### What you will do:
Drop the pictures from the entries below, then reproduce the rest exactly.

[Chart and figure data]
----------

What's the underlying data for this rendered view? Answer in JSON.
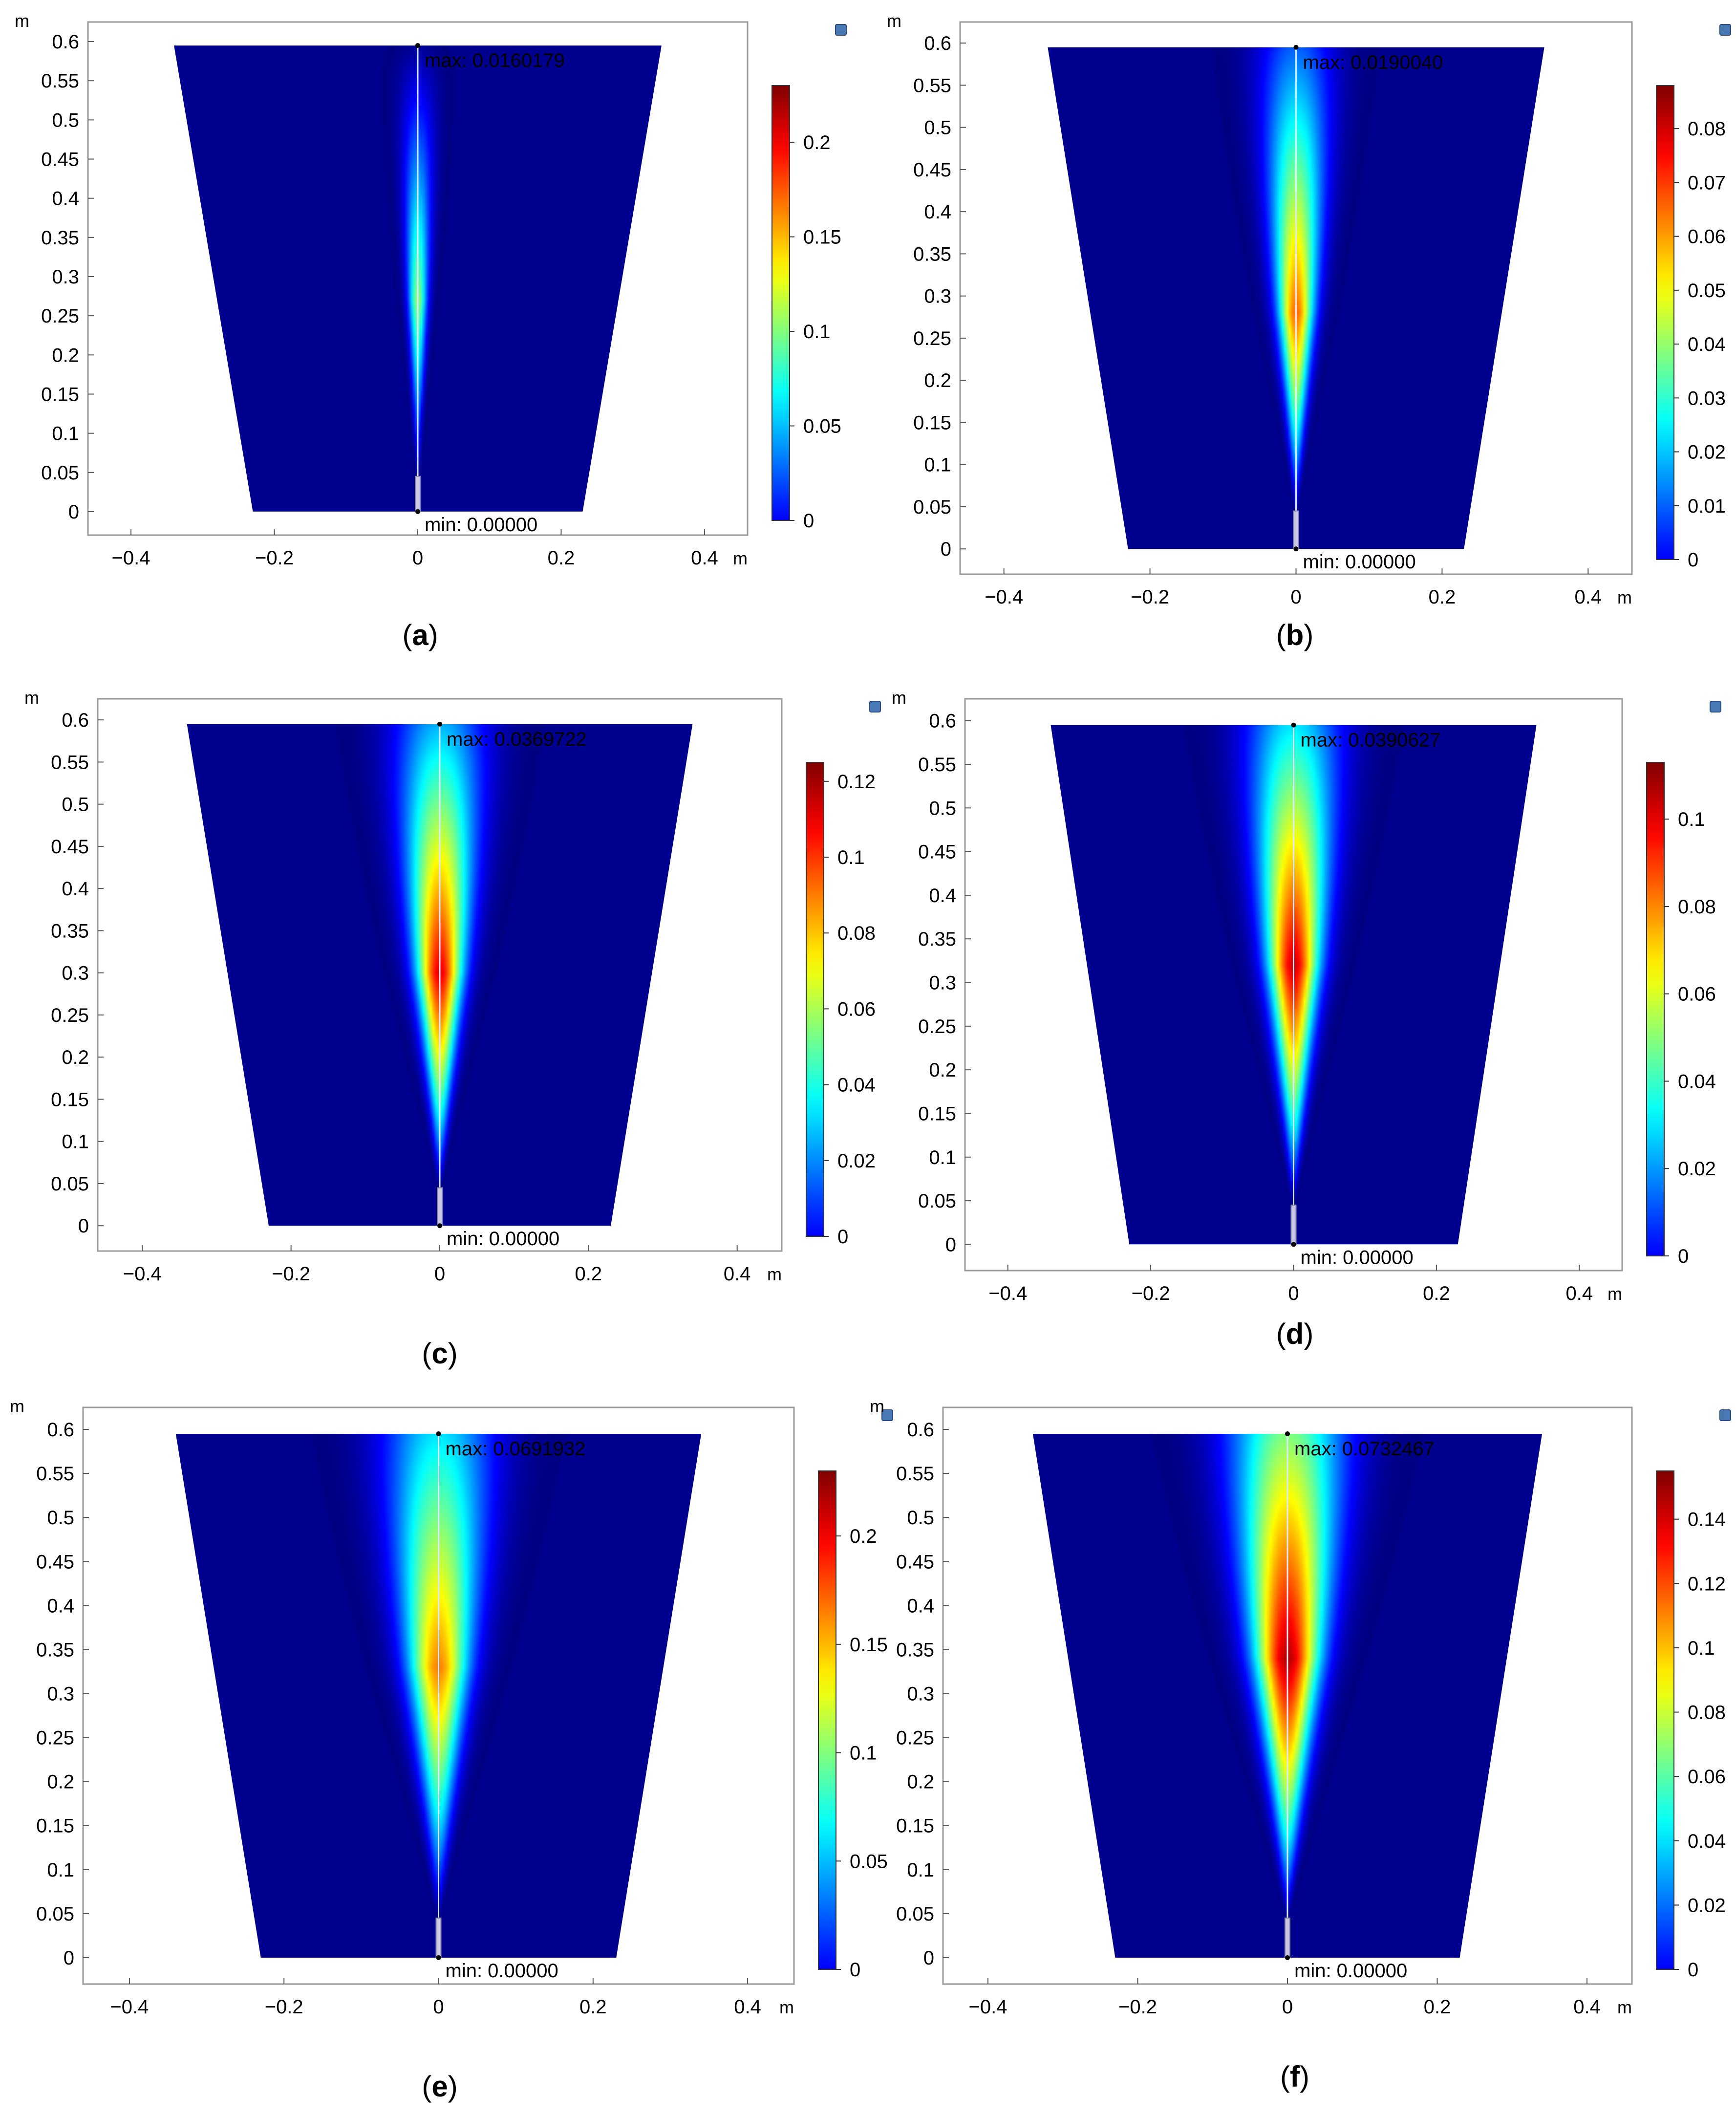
{
  "chart_data": [
    {
      "type": "heatmap",
      "panel_label": "a",
      "xlabel": "m",
      "ylabel": "m",
      "xlim": [
        -0.46,
        0.46
      ],
      "ylim": [
        -0.03,
        0.625
      ],
      "x_ticks": [
        "−0.4",
        "−0.2",
        "0",
        "0.2",
        "0.4"
      ],
      "y_ticks": [
        "0",
        "0.05",
        "0.1",
        "0.15",
        "0.2",
        "0.25",
        "0.3",
        "0.35",
        "0.4",
        "0.45",
        "0.5",
        "0.55",
        "0.6"
      ],
      "domain": {
        "top_y": 0.595,
        "bottom_y": 0,
        "top_x": [
          -0.34,
          0.34
        ],
        "bottom_x": [
          -0.23,
          0.23
        ]
      },
      "max_label": "max: 0.0160179",
      "min_label": "min: 0.00000",
      "colorbar": {
        "min": 0,
        "max": 0.23,
        "ticks": [
          "0",
          "0.05",
          "0.1",
          "0.15",
          "0.2"
        ],
        "tick_values": [
          0,
          0.05,
          0.1,
          0.15,
          0.2
        ]
      },
      "plume": {
        "peak_y": 0.27,
        "peak_level": 0.52,
        "width_at_top": 0.025,
        "top_level": 0.02
      }
    },
    {
      "type": "heatmap",
      "panel_label": "b",
      "xlabel": "m",
      "ylabel": "m",
      "xlim": [
        -0.46,
        0.46
      ],
      "ylim": [
        -0.03,
        0.625
      ],
      "x_ticks": [
        "−0.4",
        "−0.2",
        "0",
        "0.2",
        "0.4"
      ],
      "y_ticks": [
        "0",
        "0.05",
        "0.1",
        "0.15",
        "0.2",
        "0.25",
        "0.3",
        "0.35",
        "0.4",
        "0.45",
        "0.5",
        "0.55",
        "0.6"
      ],
      "domain": {
        "top_y": 0.595,
        "bottom_y": 0,
        "top_x": [
          -0.34,
          0.34
        ],
        "bottom_x": [
          -0.23,
          0.23
        ]
      },
      "max_label": "max: 0.0190040",
      "min_label": "min: 0.00000",
      "colorbar": {
        "min": 0,
        "max": 0.088,
        "ticks": [
          "0",
          "0.01",
          "0.02",
          "0.03",
          "0.04",
          "0.05",
          "0.06",
          "0.07",
          "0.08"
        ],
        "tick_values": [
          0,
          0.01,
          0.02,
          0.03,
          0.04,
          0.05,
          0.06,
          0.07,
          0.08
        ]
      },
      "plume": {
        "peak_y": 0.28,
        "peak_level": 0.78,
        "width_at_top": 0.05,
        "top_level": 0.22
      }
    },
    {
      "type": "heatmap",
      "panel_label": "c",
      "xlabel": "m",
      "ylabel": "m",
      "xlim": [
        -0.46,
        0.46
      ],
      "ylim": [
        -0.03,
        0.625
      ],
      "x_ticks": [
        "−0.4",
        "−0.2",
        "0",
        "0.2",
        "0.4"
      ],
      "y_ticks": [
        "0",
        "0.05",
        "0.1",
        "0.15",
        "0.2",
        "0.25",
        "0.3",
        "0.35",
        "0.4",
        "0.45",
        "0.5",
        "0.55",
        "0.6"
      ],
      "domain": {
        "top_y": 0.595,
        "bottom_y": 0,
        "top_x": [
          -0.34,
          0.34
        ],
        "bottom_x": [
          -0.23,
          0.23
        ]
      },
      "max_label": "max: 0.0369722",
      "min_label": "min: 0.00000",
      "colorbar": {
        "min": 0,
        "max": 0.125,
        "ticks": [
          "0",
          "0.02",
          "0.04",
          "0.06",
          "0.08",
          "0.1",
          "0.12"
        ],
        "tick_values": [
          0,
          0.02,
          0.04,
          0.06,
          0.08,
          0.1,
          0.12
        ]
      },
      "plume": {
        "peak_y": 0.3,
        "peak_level": 0.9,
        "width_at_top": 0.06,
        "top_level": 0.3
      }
    },
    {
      "type": "heatmap",
      "panel_label": "d",
      "xlabel": "m",
      "ylabel": "m",
      "xlim": [
        -0.46,
        0.46
      ],
      "ylim": [
        -0.03,
        0.625
      ],
      "x_ticks": [
        "−0.4",
        "−0.2",
        "0",
        "0.2",
        "0.4"
      ],
      "y_ticks": [
        "0",
        "0.05",
        "0.1",
        "0.15",
        "0.2",
        "0.25",
        "0.3",
        "0.35",
        "0.4",
        "0.45",
        "0.5",
        "0.55",
        "0.6"
      ],
      "domain": {
        "top_y": 0.595,
        "bottom_y": 0,
        "top_x": [
          -0.34,
          0.34
        ],
        "bottom_x": [
          -0.23,
          0.23
        ]
      },
      "max_label": "max: 0.0390627",
      "min_label": "min: 0.00000",
      "colorbar": {
        "min": 0,
        "max": 0.113,
        "ticks": [
          "0",
          "0.02",
          "0.04",
          "0.06",
          "0.08",
          "0.1"
        ],
        "tick_values": [
          0,
          0.02,
          0.04,
          0.06,
          0.08,
          0.1
        ]
      },
      "plume": {
        "peak_y": 0.32,
        "peak_level": 0.92,
        "width_at_top": 0.065,
        "top_level": 0.35
      }
    },
    {
      "type": "heatmap",
      "panel_label": "e",
      "xlabel": "m",
      "ylabel": "m",
      "xlim": [
        -0.46,
        0.46
      ],
      "ylim": [
        -0.03,
        0.625
      ],
      "x_ticks": [
        "−0.4",
        "−0.2",
        "0",
        "0.2",
        "0.4"
      ],
      "y_ticks": [
        "0",
        "0.05",
        "0.1",
        "0.15",
        "0.2",
        "0.25",
        "0.3",
        "0.35",
        "0.4",
        "0.45",
        "0.5",
        "0.55",
        "0.6"
      ],
      "domain": {
        "top_y": 0.595,
        "bottom_y": 0,
        "top_x": [
          -0.34,
          0.34
        ],
        "bottom_x": [
          -0.23,
          0.23
        ]
      },
      "max_label": "max: 0.0691932",
      "min_label": "min: 0.00000",
      "colorbar": {
        "min": 0,
        "max": 0.23,
        "ticks": [
          "0",
          "0.05",
          "0.1",
          "0.15",
          "0.2"
        ],
        "tick_values": [
          0,
          0.05,
          0.1,
          0.15,
          0.2
        ]
      },
      "plume": {
        "peak_y": 0.33,
        "peak_level": 0.75,
        "width_at_top": 0.07,
        "top_level": 0.35
      }
    },
    {
      "type": "heatmap",
      "panel_label": "f",
      "xlabel": "m",
      "ylabel": "m",
      "xlim": [
        -0.46,
        0.46
      ],
      "ylim": [
        -0.03,
        0.625
      ],
      "x_ticks": [
        "−0.4",
        "−0.2",
        "0",
        "0.2",
        "0.4"
      ],
      "y_ticks": [
        "0",
        "0.05",
        "0.1",
        "0.15",
        "0.2",
        "0.25",
        "0.3",
        "0.35",
        "0.4",
        "0.45",
        "0.5",
        "0.55",
        "0.6"
      ],
      "domain": {
        "top_y": 0.595,
        "bottom_y": 0,
        "top_x": [
          -0.34,
          0.34
        ],
        "bottom_x": [
          -0.23,
          0.23
        ]
      },
      "max_label": "max: 0.0732467",
      "min_label": "min: 0.00000",
      "colorbar": {
        "min": 0,
        "max": 0.155,
        "ticks": [
          "0",
          "0.02",
          "0.04",
          "0.06",
          "0.08",
          "0.1",
          "0.12",
          "0.14"
        ],
        "tick_values": [
          0,
          0.02,
          0.04,
          0.06,
          0.08,
          0.1,
          0.12,
          0.14
        ]
      },
      "plume": {
        "peak_y": 0.34,
        "peak_level": 0.95,
        "width_at_top": 0.075,
        "top_level": 0.5
      }
    }
  ]
}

----------

### Solution to this problem:
What's the underlying data for this rendered view? Answer in JSON.
{
  "chart_data": [
    {
      "type": "heatmap",
      "panel_label": "a",
      "xlabel": "m",
      "ylabel": "m",
      "xlim": [
        -0.46,
        0.46
      ],
      "ylim": [
        -0.03,
        0.625
      ],
      "x_ticks": [
        "−0.4",
        "−0.2",
        "0",
        "0.2",
        "0.4"
      ],
      "y_ticks": [
        "0",
        "0.05",
        "0.1",
        "0.15",
        "0.2",
        "0.25",
        "0.3",
        "0.35",
        "0.4",
        "0.45",
        "0.5",
        "0.55",
        "0.6"
      ],
      "domain": {
        "top_y": 0.595,
        "bottom_y": 0,
        "top_x": [
          -0.34,
          0.34
        ],
        "bottom_x": [
          -0.23,
          0.23
        ]
      },
      "max_label": "max: 0.0160179",
      "min_label": "min: 0.00000",
      "colorbar": {
        "min": 0,
        "max": 0.23,
        "ticks": [
          "0",
          "0.05",
          "0.1",
          "0.15",
          "0.2"
        ],
        "tick_values": [
          0,
          0.05,
          0.1,
          0.15,
          0.2
        ]
      },
      "plume": {
        "peak_y": 0.27,
        "peak_level": 0.52,
        "width_at_top": 0.025,
        "top_level": 0.02
      }
    },
    {
      "type": "heatmap",
      "panel_label": "b",
      "xlabel": "m",
      "ylabel": "m",
      "xlim": [
        -0.46,
        0.46
      ],
      "ylim": [
        -0.03,
        0.625
      ],
      "x_ticks": [
        "−0.4",
        "−0.2",
        "0",
        "0.2",
        "0.4"
      ],
      "y_ticks": [
        "0",
        "0.05",
        "0.1",
        "0.15",
        "0.2",
        "0.25",
        "0.3",
        "0.35",
        "0.4",
        "0.45",
        "0.5",
        "0.55",
        "0.6"
      ],
      "domain": {
        "top_y": 0.595,
        "bottom_y": 0,
        "top_x": [
          -0.34,
          0.34
        ],
        "bottom_x": [
          -0.23,
          0.23
        ]
      },
      "max_label": "max: 0.0190040",
      "min_label": "min: 0.00000",
      "colorbar": {
        "min": 0,
        "max": 0.088,
        "ticks": [
          "0",
          "0.01",
          "0.02",
          "0.03",
          "0.04",
          "0.05",
          "0.06",
          "0.07",
          "0.08"
        ],
        "tick_values": [
          0,
          0.01,
          0.02,
          0.03,
          0.04,
          0.05,
          0.06,
          0.07,
          0.08
        ]
      },
      "plume": {
        "peak_y": 0.28,
        "peak_level": 0.78,
        "width_at_top": 0.05,
        "top_level": 0.22
      }
    },
    {
      "type": "heatmap",
      "panel_label": "c",
      "xlabel": "m",
      "ylabel": "m",
      "xlim": [
        -0.46,
        0.46
      ],
      "ylim": [
        -0.03,
        0.625
      ],
      "x_ticks": [
        "−0.4",
        "−0.2",
        "0",
        "0.2",
        "0.4"
      ],
      "y_ticks": [
        "0",
        "0.05",
        "0.1",
        "0.15",
        "0.2",
        "0.25",
        "0.3",
        "0.35",
        "0.4",
        "0.45",
        "0.5",
        "0.55",
        "0.6"
      ],
      "domain": {
        "top_y": 0.595,
        "bottom_y": 0,
        "top_x": [
          -0.34,
          0.34
        ],
        "bottom_x": [
          -0.23,
          0.23
        ]
      },
      "max_label": "max: 0.0369722",
      "min_label": "min: 0.00000",
      "colorbar": {
        "min": 0,
        "max": 0.125,
        "ticks": [
          "0",
          "0.02",
          "0.04",
          "0.06",
          "0.08",
          "0.1",
          "0.12"
        ],
        "tick_values": [
          0,
          0.02,
          0.04,
          0.06,
          0.08,
          0.1,
          0.12
        ]
      },
      "plume": {
        "peak_y": 0.3,
        "peak_level": 0.9,
        "width_at_top": 0.06,
        "top_level": 0.3
      }
    },
    {
      "type": "heatmap",
      "panel_label": "d",
      "xlabel": "m",
      "ylabel": "m",
      "xlim": [
        -0.46,
        0.46
      ],
      "ylim": [
        -0.03,
        0.625
      ],
      "x_ticks": [
        "−0.4",
        "−0.2",
        "0",
        "0.2",
        "0.4"
      ],
      "y_ticks": [
        "0",
        "0.05",
        "0.1",
        "0.15",
        "0.2",
        "0.25",
        "0.3",
        "0.35",
        "0.4",
        "0.45",
        "0.5",
        "0.55",
        "0.6"
      ],
      "domain": {
        "top_y": 0.595,
        "bottom_y": 0,
        "top_x": [
          -0.34,
          0.34
        ],
        "bottom_x": [
          -0.23,
          0.23
        ]
      },
      "max_label": "max: 0.0390627",
      "min_label": "min: 0.00000",
      "colorbar": {
        "min": 0,
        "max": 0.113,
        "ticks": [
          "0",
          "0.02",
          "0.04",
          "0.06",
          "0.08",
          "0.1"
        ],
        "tick_values": [
          0,
          0.02,
          0.04,
          0.06,
          0.08,
          0.1
        ]
      },
      "plume": {
        "peak_y": 0.32,
        "peak_level": 0.92,
        "width_at_top": 0.065,
        "top_level": 0.35
      }
    },
    {
      "type": "heatmap",
      "panel_label": "e",
      "xlabel": "m",
      "ylabel": "m",
      "xlim": [
        -0.46,
        0.46
      ],
      "ylim": [
        -0.03,
        0.625
      ],
      "x_ticks": [
        "−0.4",
        "−0.2",
        "0",
        "0.2",
        "0.4"
      ],
      "y_ticks": [
        "0",
        "0.05",
        "0.1",
        "0.15",
        "0.2",
        "0.25",
        "0.3",
        "0.35",
        "0.4",
        "0.45",
        "0.5",
        "0.55",
        "0.6"
      ],
      "domain": {
        "top_y": 0.595,
        "bottom_y": 0,
        "top_x": [
          -0.34,
          0.34
        ],
        "bottom_x": [
          -0.23,
          0.23
        ]
      },
      "max_label": "max: 0.0691932",
      "min_label": "min: 0.00000",
      "colorbar": {
        "min": 0,
        "max": 0.23,
        "ticks": [
          "0",
          "0.05",
          "0.1",
          "0.15",
          "0.2"
        ],
        "tick_values": [
          0,
          0.05,
          0.1,
          0.15,
          0.2
        ]
      },
      "plume": {
        "peak_y": 0.33,
        "peak_level": 0.75,
        "width_at_top": 0.07,
        "top_level": 0.35
      }
    },
    {
      "type": "heatmap",
      "panel_label": "f",
      "xlabel": "m",
      "ylabel": "m",
      "xlim": [
        -0.46,
        0.46
      ],
      "ylim": [
        -0.03,
        0.625
      ],
      "x_ticks": [
        "−0.4",
        "−0.2",
        "0",
        "0.2",
        "0.4"
      ],
      "y_ticks": [
        "0",
        "0.05",
        "0.1",
        "0.15",
        "0.2",
        "0.25",
        "0.3",
        "0.35",
        "0.4",
        "0.45",
        "0.5",
        "0.55",
        "0.6"
      ],
      "domain": {
        "top_y": 0.595,
        "bottom_y": 0,
        "top_x": [
          -0.34,
          0.34
        ],
        "bottom_x": [
          -0.23,
          0.23
        ]
      },
      "max_label": "max: 0.0732467",
      "min_label": "min: 0.00000",
      "colorbar": {
        "min": 0,
        "max": 0.155,
        "ticks": [
          "0",
          "0.02",
          "0.04",
          "0.06",
          "0.08",
          "0.1",
          "0.12",
          "0.14"
        ],
        "tick_values": [
          0,
          0.02,
          0.04,
          0.06,
          0.08,
          0.1,
          0.12,
          0.14
        ]
      },
      "plume": {
        "peak_y": 0.34,
        "peak_level": 0.95,
        "width_at_top": 0.075,
        "top_level": 0.5
      }
    }
  ]
}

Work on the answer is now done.